- [RECORDED INFORMATION]:
[Start]
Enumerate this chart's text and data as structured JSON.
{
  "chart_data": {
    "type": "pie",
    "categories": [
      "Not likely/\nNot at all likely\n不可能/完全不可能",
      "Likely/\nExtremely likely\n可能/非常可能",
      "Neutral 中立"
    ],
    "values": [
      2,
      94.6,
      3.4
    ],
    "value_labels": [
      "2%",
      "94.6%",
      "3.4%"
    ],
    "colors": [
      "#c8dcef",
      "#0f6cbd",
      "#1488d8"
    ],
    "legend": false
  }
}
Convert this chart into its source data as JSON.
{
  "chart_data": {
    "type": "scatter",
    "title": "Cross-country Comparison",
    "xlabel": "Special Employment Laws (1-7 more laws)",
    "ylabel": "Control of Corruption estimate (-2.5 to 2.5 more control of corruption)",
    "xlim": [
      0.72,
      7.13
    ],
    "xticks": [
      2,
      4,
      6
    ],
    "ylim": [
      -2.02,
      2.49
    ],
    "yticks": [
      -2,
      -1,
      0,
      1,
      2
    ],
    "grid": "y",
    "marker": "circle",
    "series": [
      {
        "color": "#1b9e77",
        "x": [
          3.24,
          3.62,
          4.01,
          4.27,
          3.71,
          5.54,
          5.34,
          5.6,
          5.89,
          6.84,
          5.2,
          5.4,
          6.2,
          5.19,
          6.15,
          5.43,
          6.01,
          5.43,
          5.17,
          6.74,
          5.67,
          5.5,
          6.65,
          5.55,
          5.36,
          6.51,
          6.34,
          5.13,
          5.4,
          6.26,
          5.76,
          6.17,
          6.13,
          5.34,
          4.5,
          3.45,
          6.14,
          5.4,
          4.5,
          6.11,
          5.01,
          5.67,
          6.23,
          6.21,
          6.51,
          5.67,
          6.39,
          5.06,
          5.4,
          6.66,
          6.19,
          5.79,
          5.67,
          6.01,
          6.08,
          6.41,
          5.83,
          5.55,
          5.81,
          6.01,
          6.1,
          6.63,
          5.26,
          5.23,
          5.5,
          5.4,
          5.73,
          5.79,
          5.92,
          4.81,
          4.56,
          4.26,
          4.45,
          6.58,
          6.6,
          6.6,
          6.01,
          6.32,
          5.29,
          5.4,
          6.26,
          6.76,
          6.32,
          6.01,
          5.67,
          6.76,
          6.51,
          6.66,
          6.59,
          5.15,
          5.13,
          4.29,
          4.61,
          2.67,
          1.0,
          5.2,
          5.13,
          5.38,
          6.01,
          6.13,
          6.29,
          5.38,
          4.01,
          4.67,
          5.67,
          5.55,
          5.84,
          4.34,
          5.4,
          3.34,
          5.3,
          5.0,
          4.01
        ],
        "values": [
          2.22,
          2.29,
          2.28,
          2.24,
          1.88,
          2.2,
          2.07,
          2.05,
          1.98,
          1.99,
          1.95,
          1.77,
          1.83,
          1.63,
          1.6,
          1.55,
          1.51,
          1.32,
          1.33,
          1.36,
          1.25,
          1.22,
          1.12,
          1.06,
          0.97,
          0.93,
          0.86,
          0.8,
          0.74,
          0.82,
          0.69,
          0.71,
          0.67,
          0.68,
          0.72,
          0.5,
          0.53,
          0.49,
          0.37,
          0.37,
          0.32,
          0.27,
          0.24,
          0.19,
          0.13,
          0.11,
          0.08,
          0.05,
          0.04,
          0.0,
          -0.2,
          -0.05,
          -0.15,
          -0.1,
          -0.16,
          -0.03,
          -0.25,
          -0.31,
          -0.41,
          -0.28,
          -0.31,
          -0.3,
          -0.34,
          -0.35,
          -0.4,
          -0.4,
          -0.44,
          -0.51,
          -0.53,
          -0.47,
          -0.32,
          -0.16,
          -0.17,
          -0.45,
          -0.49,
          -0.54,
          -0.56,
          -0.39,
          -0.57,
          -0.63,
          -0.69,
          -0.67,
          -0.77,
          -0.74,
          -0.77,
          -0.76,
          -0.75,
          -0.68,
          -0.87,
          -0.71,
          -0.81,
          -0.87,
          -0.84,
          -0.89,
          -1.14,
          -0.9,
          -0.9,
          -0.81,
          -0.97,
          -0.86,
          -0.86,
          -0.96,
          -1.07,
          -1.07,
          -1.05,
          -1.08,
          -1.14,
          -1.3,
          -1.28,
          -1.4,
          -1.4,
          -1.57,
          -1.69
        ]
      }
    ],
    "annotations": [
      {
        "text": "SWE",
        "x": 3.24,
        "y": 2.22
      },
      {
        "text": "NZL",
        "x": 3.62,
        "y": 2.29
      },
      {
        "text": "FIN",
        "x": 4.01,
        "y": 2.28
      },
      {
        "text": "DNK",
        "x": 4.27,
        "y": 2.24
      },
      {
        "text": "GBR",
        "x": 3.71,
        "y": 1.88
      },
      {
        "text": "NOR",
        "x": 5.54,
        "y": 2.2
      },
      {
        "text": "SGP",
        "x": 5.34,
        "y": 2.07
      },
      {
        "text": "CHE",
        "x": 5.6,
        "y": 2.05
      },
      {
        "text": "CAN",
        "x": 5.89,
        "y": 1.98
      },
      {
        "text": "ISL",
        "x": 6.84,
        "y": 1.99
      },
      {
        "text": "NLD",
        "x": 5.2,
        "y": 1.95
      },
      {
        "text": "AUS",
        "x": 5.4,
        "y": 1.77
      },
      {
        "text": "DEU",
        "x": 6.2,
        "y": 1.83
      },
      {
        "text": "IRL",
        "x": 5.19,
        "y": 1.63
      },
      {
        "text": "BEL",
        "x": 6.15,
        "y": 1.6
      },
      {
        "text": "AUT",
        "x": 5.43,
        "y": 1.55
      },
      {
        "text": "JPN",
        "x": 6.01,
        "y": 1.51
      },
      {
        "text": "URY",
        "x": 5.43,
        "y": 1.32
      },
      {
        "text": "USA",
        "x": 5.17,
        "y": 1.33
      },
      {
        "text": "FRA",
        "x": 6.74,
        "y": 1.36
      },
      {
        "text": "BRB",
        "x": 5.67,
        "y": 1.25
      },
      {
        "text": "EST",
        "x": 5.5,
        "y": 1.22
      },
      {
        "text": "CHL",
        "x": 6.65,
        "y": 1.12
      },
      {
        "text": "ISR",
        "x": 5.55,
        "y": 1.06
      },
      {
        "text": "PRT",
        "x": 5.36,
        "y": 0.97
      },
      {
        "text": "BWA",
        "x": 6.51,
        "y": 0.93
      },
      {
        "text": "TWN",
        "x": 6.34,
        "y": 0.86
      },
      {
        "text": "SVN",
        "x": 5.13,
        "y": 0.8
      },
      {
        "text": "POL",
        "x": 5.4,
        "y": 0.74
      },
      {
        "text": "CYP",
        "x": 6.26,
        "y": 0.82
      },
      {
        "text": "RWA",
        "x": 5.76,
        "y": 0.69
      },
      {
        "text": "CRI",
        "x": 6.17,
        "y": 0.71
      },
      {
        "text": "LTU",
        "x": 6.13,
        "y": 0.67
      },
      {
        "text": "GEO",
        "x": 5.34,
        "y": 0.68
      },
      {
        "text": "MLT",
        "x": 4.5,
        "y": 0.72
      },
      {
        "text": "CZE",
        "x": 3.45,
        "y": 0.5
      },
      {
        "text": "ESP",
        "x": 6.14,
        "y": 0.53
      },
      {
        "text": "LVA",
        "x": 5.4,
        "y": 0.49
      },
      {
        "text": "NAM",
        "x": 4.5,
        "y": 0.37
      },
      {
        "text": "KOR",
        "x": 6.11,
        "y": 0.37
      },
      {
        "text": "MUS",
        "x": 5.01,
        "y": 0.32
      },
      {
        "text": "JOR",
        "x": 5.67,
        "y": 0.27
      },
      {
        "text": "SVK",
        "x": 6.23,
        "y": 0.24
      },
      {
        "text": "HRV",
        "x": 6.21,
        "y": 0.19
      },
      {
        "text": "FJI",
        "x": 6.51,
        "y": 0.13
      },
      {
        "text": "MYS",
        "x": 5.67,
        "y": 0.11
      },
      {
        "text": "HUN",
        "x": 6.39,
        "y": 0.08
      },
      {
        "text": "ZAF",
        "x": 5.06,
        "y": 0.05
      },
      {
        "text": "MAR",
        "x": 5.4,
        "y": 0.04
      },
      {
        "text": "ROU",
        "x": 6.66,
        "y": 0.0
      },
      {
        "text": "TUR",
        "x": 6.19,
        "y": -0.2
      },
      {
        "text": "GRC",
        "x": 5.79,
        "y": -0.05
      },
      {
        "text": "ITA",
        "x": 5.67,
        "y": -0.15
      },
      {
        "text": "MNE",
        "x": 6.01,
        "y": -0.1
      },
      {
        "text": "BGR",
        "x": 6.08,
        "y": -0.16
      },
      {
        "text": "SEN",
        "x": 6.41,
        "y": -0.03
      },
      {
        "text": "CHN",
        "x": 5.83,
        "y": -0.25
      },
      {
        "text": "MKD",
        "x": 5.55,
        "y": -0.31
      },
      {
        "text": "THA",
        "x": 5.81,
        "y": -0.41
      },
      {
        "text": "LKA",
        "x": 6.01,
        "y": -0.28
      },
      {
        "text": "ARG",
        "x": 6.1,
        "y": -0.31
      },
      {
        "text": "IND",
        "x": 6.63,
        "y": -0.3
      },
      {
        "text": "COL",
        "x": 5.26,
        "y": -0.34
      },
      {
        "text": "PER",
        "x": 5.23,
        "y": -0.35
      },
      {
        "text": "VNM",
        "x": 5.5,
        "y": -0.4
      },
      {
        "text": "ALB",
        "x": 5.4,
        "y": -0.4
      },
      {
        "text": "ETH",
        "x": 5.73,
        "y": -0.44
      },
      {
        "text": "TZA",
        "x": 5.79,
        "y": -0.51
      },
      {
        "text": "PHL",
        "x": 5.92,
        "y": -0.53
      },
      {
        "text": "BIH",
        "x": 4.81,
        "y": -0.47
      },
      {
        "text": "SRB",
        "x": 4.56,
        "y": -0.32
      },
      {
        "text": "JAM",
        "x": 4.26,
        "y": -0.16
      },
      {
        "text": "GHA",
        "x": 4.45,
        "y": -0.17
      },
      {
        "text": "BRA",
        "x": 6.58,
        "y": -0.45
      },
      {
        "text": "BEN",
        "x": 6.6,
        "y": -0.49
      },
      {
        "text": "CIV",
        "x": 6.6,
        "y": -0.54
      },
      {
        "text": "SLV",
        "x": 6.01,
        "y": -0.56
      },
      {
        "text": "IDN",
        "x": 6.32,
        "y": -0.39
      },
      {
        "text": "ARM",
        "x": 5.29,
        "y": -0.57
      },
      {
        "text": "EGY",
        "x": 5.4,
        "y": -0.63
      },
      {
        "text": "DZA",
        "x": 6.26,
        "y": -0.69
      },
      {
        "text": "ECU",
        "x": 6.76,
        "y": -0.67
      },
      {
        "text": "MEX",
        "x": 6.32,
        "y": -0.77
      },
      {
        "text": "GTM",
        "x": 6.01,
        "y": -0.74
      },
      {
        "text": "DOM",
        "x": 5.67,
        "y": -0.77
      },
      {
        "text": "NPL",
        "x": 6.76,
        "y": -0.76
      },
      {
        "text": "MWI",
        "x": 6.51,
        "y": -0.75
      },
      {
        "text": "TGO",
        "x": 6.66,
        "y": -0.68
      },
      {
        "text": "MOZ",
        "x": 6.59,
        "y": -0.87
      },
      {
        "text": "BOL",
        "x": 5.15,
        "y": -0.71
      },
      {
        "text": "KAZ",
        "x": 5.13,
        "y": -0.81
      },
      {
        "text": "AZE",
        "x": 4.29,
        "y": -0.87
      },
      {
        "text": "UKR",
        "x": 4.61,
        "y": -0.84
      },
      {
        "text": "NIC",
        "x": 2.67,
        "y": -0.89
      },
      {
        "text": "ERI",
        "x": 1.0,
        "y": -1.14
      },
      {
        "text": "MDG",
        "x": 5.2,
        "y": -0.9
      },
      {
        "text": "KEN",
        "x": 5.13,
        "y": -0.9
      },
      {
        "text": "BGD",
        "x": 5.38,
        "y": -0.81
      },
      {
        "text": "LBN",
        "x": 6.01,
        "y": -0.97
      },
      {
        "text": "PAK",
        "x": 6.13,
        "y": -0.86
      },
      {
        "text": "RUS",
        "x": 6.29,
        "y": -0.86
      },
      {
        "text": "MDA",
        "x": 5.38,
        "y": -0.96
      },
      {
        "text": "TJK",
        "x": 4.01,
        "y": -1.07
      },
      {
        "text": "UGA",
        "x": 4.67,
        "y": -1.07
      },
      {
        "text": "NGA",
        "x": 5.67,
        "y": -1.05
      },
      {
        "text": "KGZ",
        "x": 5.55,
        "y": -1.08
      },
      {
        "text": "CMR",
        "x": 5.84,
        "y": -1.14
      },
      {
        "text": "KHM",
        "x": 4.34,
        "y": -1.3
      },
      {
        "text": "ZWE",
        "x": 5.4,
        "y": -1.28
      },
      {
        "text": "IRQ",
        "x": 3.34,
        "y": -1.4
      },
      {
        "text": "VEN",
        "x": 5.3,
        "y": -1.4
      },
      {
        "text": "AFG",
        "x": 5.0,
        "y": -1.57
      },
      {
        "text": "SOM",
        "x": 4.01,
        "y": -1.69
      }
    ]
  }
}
[End]
- [WRITTEN TASK]:
Which lines in the listing above hold the word "JSON"? Show each of them.

- [RESPONSE]:
Enumerate this chart's text and data as structured JSON.
Convert this chart into its source data as JSON.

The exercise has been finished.